BEGIN Extracted entries

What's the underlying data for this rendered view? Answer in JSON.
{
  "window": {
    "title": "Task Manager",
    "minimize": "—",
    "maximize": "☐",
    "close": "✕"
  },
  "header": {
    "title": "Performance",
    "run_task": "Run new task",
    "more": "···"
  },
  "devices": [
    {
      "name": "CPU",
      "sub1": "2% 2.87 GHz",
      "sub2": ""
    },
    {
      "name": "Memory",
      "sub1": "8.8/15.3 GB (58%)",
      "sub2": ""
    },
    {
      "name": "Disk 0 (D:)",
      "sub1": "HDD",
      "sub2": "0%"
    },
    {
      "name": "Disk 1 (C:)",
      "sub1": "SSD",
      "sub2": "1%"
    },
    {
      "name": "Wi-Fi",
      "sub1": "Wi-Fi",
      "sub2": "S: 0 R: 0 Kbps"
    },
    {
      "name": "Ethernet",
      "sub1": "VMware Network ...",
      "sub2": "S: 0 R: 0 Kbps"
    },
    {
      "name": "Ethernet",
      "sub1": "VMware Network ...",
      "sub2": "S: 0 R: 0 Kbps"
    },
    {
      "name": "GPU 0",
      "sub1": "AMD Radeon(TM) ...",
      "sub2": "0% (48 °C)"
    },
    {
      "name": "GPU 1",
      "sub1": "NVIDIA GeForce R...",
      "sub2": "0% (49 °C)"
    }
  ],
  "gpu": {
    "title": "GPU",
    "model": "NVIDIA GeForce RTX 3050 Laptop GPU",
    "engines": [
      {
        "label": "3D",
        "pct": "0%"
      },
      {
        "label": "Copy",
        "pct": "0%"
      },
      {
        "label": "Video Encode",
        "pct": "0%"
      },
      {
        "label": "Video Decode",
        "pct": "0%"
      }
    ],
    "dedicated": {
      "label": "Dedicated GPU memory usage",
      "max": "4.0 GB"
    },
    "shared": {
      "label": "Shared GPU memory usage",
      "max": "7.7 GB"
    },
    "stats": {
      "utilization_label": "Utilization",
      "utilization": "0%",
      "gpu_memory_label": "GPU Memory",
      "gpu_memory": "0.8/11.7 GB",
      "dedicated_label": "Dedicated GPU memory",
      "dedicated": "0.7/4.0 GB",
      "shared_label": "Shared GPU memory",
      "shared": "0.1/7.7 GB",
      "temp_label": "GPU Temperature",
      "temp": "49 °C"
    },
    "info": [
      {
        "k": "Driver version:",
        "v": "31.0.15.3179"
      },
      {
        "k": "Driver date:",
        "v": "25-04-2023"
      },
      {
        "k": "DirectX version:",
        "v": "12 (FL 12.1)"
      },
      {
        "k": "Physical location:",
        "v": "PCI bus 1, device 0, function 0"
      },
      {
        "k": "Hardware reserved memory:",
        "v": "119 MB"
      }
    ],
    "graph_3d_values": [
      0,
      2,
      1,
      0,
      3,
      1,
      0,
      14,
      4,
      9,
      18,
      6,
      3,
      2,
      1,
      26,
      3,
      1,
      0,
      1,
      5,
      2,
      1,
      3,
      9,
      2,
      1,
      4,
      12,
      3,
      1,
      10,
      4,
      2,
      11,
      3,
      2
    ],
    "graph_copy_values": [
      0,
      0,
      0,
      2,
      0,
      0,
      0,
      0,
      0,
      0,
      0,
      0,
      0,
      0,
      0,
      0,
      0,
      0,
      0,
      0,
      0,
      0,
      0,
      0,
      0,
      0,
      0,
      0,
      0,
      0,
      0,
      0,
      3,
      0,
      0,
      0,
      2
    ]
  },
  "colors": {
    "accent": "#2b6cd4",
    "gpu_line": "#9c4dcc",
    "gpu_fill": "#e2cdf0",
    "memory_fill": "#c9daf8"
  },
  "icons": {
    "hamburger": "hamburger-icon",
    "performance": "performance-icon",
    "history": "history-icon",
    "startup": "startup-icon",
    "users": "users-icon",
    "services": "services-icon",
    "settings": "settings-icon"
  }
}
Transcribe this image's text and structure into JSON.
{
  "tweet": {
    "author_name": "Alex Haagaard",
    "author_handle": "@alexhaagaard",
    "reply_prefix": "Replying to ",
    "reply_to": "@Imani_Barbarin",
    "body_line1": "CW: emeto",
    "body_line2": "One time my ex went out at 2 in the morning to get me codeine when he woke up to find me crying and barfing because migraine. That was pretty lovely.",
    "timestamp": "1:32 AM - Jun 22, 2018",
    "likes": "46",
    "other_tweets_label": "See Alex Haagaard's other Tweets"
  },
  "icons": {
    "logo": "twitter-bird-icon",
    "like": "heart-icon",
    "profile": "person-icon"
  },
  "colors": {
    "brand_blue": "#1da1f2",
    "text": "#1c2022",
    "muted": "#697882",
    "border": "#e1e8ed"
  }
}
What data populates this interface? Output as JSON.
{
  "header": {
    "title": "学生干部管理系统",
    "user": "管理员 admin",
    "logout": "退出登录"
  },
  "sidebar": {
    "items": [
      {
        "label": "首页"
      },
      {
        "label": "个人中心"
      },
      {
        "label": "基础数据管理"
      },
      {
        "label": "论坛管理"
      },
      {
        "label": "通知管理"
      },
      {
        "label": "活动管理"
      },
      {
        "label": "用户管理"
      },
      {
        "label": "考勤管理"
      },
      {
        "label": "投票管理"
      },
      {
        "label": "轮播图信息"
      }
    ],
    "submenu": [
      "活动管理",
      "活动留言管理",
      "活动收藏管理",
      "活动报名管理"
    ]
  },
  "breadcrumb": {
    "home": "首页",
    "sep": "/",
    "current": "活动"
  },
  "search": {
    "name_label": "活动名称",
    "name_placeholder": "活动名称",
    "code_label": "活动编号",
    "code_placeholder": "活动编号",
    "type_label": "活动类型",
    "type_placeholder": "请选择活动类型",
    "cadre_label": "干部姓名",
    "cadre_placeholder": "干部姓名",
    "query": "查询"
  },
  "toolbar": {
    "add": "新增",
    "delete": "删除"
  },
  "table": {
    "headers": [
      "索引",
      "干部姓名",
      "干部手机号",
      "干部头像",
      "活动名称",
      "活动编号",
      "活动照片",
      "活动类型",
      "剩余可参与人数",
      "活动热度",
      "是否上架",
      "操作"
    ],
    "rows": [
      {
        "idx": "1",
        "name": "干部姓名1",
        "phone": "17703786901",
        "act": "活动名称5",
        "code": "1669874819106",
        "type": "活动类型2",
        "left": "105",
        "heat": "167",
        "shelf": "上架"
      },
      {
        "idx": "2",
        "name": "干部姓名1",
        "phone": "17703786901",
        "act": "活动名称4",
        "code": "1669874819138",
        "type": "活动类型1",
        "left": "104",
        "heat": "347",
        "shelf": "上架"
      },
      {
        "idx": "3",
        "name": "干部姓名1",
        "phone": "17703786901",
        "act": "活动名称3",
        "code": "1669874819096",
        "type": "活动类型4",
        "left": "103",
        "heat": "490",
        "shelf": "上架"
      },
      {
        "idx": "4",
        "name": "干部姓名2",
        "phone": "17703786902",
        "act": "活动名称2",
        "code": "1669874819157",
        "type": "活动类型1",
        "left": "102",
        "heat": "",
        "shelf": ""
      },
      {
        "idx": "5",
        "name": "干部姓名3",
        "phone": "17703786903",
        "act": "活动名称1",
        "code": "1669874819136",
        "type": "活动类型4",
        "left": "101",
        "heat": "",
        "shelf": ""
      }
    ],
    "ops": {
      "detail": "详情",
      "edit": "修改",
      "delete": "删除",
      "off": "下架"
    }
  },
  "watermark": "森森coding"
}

END Extracted entries

Copy each line of the data that contains the word "JSON".

- [Result]
What's the underlying data for this rendered view? Answer in JSON.
Transcribe this image's text and structure into JSON.
What data populates this interface? Output as JSON.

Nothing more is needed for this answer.